Dataset records
○ ○ ○ ○

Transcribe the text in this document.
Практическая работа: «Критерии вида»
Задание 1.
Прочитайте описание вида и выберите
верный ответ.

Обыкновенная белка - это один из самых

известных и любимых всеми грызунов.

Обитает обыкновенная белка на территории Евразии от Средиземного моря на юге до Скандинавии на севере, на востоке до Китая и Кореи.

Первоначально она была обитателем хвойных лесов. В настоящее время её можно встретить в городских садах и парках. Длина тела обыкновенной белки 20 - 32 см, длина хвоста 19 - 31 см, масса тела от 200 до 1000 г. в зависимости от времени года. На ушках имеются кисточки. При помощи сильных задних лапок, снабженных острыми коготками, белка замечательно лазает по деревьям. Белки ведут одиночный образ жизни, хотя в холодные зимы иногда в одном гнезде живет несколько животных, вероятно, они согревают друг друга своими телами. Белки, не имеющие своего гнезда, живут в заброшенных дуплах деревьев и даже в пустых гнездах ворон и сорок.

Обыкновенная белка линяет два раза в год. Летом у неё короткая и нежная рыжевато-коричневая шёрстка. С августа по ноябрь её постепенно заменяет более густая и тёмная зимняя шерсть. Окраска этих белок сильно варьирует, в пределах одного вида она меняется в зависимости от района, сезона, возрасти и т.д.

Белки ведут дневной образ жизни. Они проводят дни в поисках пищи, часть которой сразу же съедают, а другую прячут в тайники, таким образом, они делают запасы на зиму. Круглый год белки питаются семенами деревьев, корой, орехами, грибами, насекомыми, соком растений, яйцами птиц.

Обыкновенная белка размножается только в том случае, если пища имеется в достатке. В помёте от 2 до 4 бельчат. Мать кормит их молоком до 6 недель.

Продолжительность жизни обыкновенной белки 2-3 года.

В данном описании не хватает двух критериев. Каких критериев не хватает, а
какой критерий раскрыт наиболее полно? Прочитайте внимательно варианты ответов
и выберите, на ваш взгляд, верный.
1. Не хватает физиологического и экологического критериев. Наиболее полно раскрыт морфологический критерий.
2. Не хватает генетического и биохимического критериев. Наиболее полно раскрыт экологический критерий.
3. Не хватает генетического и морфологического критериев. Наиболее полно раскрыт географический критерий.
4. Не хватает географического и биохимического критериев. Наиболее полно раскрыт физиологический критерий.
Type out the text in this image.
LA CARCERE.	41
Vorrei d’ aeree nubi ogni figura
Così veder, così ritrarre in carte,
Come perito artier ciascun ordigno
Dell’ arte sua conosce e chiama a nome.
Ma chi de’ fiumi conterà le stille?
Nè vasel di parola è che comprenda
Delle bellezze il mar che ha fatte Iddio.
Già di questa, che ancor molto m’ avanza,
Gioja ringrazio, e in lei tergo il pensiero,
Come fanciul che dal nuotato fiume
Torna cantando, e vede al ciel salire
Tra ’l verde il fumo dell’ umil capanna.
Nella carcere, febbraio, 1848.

○ ○ ○ ○

What to produce: Each entry is to be returned in full, character for character.

Solution:
Transcribe the text in this document.
Практическая работа: «Критерии вида»
Задание 1.
Прочитайте описание вида и выберите
верный ответ.

Обыкновенная белка - это один из самых

известных и любимых всеми грызунов.

Обитает обыкновенная белка на территории Евразии от Средиземного моря на юге до Скандинавии на севере, на востоке до Китая и Кореи.

Первоначально она была обитателем хвойных лесов. В настоящее время её можно встретить в городских садах и парках. Длина тела обыкновенной белки 20 - 32 см, длина хвоста 19 - 31 см, масса тела от 200 до 1000 г. в зависимости от времени года. На ушках имеются кисточки. При помощи сильных задних лапок, снабженных острыми коготками, белка замечательно лазает по деревьям. Белки ведут одиночный образ жизни, хотя в холодные зимы иногда в одном гнезде живет несколько животных, вероятно, они согревают друг друга своими телами. Белки, не имеющие своего гнезда, живут в заброшенных дуплах деревьев и даже в пустых гнездах ворон и сорок.

Обыкновенная белка линяет два раза в год. Летом у неё короткая и нежная рыжевато-коричневая шёрстка. С августа по ноябрь её постепенно заменяет более густая и тёмная зимняя шерсть. Окраска этих белок сильно варьирует, в пределах одного вида она меняется в зависимости от района, сезона, возрасти и т.д.

Белки ведут дневной образ жизни. Они проводят дни в поисках пищи, часть которой сразу же съедают, а другую прячут в тайники, таким образом, они делают запасы на зиму. Круглый год белки питаются семенами деревьев, корой, орехами, грибами, насекомыми, соком растений, яйцами птиц.

Обыкновенная белка размножается только в том случае, если пища имеется в достатке. В помёте от 2 до 4 бельчат. Мать кормит их молоком до 6 недель.

Продолжительность жизни обыкновенной белки 2-3 года.

В данном описании не хватает двух критериев. Каких критериев не хватает, а
какой критерий раскрыт наиболее полно? Прочитайте внимательно варианты ответов
и выберите, на ваш взгляд, верный.
1. Не хватает физиологического и экологического критериев. Наиболее полно раскрыт морфологический критерий.
2. Не хватает генетического и биохимического критериев. Наиболее полно раскрыт экологический критерий.
3. Не хватает генетического и морфологического критериев. Наиболее полно раскрыт географический критерий.
4. Не хватает географического и биохимического критериев. Наиболее полно раскрыт физиологический критерий.
Type out the text in this image.
LA CARCERE.	41
Vorrei d’ aeree nubi ogni figura
Così veder, così ritrarre in carte,
Come perito artier ciascun ordigno
Dell’ arte sua conosce e chiama a nome.
Ma chi de’ fiumi conterà le stille?
Nè vasel di parola è che comprenda
Delle bellezze il mar che ha fatte Iddio.
Già di questa, che ancor molto m’ avanza,
Gioja ringrazio, e in lei tergo il pensiero,
Come fanciul che dal nuotato fiume
Torna cantando, e vede al ciel salire
Tra ’l verde il fumo dell’ umil capanna.
Nella carcere, febbraio, 1848.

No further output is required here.